__TASK OBJECTIVE__
Rewrite everything from the start of the data down to and including the line containing "- x-tick-time-label: 21:00: [656, 468, 688, 481]" as a Markdown table with the columns Row and Line, numbering each row and leaving out blank lines.

================================

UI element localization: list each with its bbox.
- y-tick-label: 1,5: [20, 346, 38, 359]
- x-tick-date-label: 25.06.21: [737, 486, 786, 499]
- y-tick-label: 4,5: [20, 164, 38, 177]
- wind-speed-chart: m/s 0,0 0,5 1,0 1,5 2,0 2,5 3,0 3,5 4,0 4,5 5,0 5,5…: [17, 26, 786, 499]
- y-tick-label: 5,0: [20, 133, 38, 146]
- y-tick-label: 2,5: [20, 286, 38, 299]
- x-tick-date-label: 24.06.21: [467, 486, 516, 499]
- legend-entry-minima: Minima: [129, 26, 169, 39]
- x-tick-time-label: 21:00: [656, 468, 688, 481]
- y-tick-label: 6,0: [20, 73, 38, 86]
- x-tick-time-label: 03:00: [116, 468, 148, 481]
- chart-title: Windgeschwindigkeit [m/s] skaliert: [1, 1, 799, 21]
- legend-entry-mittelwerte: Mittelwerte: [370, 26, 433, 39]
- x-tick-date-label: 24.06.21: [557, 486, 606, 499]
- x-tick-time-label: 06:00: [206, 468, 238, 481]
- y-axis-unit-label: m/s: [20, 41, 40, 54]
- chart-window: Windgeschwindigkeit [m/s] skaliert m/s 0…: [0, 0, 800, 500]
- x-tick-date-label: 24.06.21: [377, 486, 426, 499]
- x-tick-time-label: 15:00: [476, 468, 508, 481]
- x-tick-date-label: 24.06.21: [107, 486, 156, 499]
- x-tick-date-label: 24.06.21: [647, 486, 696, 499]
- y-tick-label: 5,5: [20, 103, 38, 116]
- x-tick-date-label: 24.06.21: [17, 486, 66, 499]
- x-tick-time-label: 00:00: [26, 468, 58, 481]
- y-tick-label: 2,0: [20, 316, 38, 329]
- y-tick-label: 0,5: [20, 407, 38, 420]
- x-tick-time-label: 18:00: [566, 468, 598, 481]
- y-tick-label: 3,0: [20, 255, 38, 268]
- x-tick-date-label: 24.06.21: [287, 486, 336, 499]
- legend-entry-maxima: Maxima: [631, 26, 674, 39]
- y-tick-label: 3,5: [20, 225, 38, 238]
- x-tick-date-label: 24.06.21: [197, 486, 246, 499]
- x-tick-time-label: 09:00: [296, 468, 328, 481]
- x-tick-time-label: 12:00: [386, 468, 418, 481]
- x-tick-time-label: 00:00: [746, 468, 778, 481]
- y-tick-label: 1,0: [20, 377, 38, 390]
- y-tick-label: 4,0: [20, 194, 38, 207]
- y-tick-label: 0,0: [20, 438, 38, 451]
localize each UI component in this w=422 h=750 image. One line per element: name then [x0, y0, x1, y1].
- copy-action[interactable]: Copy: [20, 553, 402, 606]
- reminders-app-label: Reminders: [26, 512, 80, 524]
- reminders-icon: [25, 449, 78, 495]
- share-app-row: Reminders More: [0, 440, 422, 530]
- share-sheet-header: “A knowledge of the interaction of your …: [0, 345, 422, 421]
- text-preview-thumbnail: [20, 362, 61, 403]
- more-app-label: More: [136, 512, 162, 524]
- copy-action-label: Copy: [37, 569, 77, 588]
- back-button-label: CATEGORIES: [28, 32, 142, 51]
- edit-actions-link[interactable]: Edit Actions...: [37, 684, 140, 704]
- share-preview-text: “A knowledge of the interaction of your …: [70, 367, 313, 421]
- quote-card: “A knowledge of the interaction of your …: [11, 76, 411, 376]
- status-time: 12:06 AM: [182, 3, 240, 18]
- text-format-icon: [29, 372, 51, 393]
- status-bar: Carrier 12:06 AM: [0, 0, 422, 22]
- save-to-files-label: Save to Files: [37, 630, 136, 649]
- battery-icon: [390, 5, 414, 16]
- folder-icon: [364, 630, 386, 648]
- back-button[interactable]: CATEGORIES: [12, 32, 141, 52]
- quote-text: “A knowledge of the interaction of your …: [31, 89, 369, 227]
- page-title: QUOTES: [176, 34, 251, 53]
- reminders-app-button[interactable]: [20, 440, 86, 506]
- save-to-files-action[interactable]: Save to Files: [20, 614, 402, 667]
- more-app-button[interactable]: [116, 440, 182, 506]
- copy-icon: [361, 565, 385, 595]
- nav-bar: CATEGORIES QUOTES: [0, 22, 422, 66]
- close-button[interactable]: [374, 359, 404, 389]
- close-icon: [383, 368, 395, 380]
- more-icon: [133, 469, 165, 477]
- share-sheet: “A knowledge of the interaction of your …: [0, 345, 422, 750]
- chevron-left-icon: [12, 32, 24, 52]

================================

__WRITTEN SOLUTION__
| Row | Line |
|---|---|
| 1 | UI element localization: list each with its bbox. |
| 2 | - y-tick-label: 1,5: [20, 346, 38, 359] |
| 3 | - x-tick-date-label: 25.06.21: [737, 486, 786, 499] |
| 4 | - y-tick-label: 4,5: [20, 164, 38, 177] |
| 5 | - wind-speed-chart: m/s 0,0 0,5 1,0 1,5 2,0 2,5 3,0 3,5 4,0 4,5 5,0 5,5…: [17, 26, 786, 499] |
| 6 | - y-tick-label: 5,0: [20, 133, 38, 146] |
| 7 | - y-tick-label: 2,5: [20, 286, 38, 299] |
| 8 | - x-tick-date-label: 24.06.21: [467, 486, 516, 499] |
| 9 | - legend-entry-minima: Minima: [129, 26, 169, 39] |
| 10 | - x-tick-time-label: 21:00: [656, 468, 688, 481] |